▶ _Required work_
Filter the entries below, keeping only lines with the word "down".

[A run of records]
===============

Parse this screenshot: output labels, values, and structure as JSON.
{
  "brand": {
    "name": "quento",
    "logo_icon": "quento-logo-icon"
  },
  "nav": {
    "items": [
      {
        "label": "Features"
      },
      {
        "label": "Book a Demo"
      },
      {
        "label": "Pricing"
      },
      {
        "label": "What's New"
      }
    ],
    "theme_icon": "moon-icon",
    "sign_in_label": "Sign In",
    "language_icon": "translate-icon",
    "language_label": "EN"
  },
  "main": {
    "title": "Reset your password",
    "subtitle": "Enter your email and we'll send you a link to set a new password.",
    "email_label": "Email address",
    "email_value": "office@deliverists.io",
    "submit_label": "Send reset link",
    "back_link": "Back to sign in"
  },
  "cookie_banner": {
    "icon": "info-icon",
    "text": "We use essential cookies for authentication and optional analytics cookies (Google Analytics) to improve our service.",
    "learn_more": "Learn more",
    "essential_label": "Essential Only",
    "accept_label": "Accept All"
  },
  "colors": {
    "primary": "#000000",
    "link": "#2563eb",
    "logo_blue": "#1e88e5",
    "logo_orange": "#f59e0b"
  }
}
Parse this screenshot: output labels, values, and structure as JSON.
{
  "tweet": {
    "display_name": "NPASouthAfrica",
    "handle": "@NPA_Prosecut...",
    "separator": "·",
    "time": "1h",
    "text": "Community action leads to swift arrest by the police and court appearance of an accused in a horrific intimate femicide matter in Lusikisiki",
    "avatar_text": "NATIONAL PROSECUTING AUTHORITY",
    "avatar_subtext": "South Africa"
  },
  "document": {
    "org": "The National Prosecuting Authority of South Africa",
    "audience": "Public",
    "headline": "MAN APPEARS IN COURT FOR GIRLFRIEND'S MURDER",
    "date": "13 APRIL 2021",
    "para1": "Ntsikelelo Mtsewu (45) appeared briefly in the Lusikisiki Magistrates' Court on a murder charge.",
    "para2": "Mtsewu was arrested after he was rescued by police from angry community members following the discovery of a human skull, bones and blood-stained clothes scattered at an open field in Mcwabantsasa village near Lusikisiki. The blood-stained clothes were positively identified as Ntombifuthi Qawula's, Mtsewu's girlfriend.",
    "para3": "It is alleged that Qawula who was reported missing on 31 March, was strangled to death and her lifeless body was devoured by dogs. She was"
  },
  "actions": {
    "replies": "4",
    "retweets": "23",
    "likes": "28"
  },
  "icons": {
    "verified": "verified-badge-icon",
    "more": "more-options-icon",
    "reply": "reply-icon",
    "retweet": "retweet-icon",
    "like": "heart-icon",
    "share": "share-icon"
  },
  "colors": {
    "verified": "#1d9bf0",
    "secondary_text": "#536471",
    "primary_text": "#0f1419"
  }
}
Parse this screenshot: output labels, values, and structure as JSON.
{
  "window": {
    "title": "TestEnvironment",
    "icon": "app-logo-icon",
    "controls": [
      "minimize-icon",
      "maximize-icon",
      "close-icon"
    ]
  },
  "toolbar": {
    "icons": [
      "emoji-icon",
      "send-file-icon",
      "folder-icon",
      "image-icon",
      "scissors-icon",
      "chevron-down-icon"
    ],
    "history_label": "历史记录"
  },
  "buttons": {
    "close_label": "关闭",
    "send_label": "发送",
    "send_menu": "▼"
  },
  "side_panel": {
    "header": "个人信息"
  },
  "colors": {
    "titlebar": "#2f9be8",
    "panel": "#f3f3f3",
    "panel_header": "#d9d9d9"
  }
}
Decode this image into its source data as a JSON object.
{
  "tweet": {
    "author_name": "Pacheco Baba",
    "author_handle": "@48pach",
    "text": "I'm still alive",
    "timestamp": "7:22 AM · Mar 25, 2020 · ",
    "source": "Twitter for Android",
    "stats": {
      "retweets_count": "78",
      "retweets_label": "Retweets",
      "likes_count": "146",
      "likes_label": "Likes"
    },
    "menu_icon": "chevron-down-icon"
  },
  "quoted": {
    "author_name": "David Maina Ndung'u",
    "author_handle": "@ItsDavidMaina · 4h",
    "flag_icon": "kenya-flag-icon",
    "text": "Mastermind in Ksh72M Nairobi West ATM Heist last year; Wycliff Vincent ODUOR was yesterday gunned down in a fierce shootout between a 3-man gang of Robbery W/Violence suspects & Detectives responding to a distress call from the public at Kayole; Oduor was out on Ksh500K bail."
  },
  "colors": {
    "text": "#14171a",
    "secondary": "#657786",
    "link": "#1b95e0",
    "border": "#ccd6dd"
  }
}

===============

▶ _Task response_
      "chevron-down-icon"
    "menu_icon": "chevron-down-icon"
    "text": "Mastermind in Ksh72M Nairobi West ATM Heist last year; Wycliff Vincent ODUOR was yesterday gunned down in a fierce shootout between a 3-man gang of Robbery W/Violence suspects & Detectives responding to a distress call from the public at Kayole; Oduor was out on Ksh500K bail."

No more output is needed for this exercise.